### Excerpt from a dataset
|---|

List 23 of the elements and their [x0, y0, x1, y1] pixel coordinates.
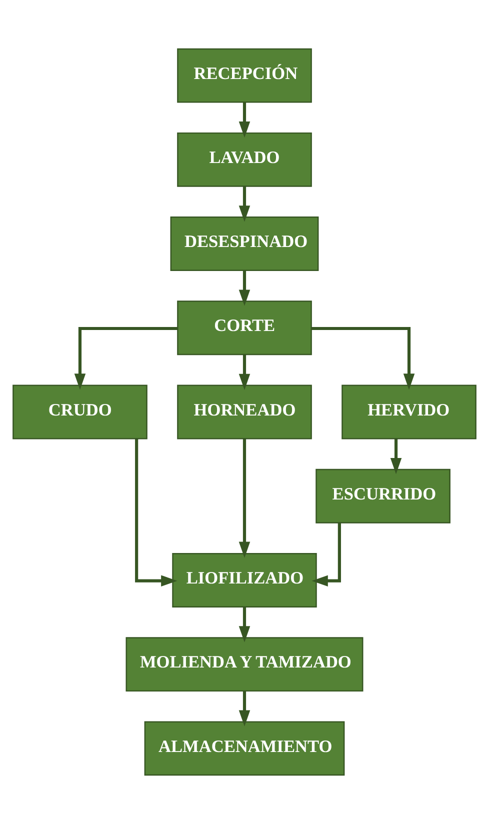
node-box: LIOFILIZADO	[172, 552, 317, 607]
arrow	[238, 354, 250, 390]
node-box: CRUDO	[12, 384, 148, 439]
arrow	[238, 102, 250, 138]
node-box: CORTE	[177, 300, 312, 355]
arrow	[74, 326, 178, 390]
arrow	[238, 690, 250, 726]
node-box: MOLIENDA Y TAMIZADO	[126, 636, 364, 692]
arrow	[238, 606, 250, 642]
arrow	[312, 522, 341, 586]
arrow	[135, 438, 178, 586]
arrow	[311, 326, 415, 390]
arrow	[238, 438, 250, 558]
node-box: DESESPINADO	[170, 216, 319, 270]
node-box: HERVIDO	[342, 384, 476, 439]
node-box: HORNEADO	[177, 384, 312, 439]
node-box: RECEPCIÓN	[177, 48, 312, 102]
node-box: LAVADO	[177, 132, 312, 186]
node-box: ALMACENAMIENTO	[144, 720, 345, 776]
arrow	[238, 186, 250, 222]
arrow	[390, 438, 402, 474]
arrow	[238, 270, 250, 306]
node-box: ESCURRIDO	[316, 468, 450, 523]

|---|

### Stated exercise
Return the lines starting with the line that contains "552, 317, 607]" and going on through the line that contains "node-box: MOLIENDA Y", copied without any changes.

### Result for this task
node-box: LIOFILIZADO	[172, 552, 317, 607]
arrow	[238, 354, 250, 390]
node-box: CRUDO	[12, 384, 148, 439]
arrow	[238, 102, 250, 138]
node-box: CORTE	[177, 300, 312, 355]
arrow	[74, 326, 178, 390]
arrow	[238, 690, 250, 726]
node-box: MOLIENDA Y TAMIZADO	[126, 636, 364, 692]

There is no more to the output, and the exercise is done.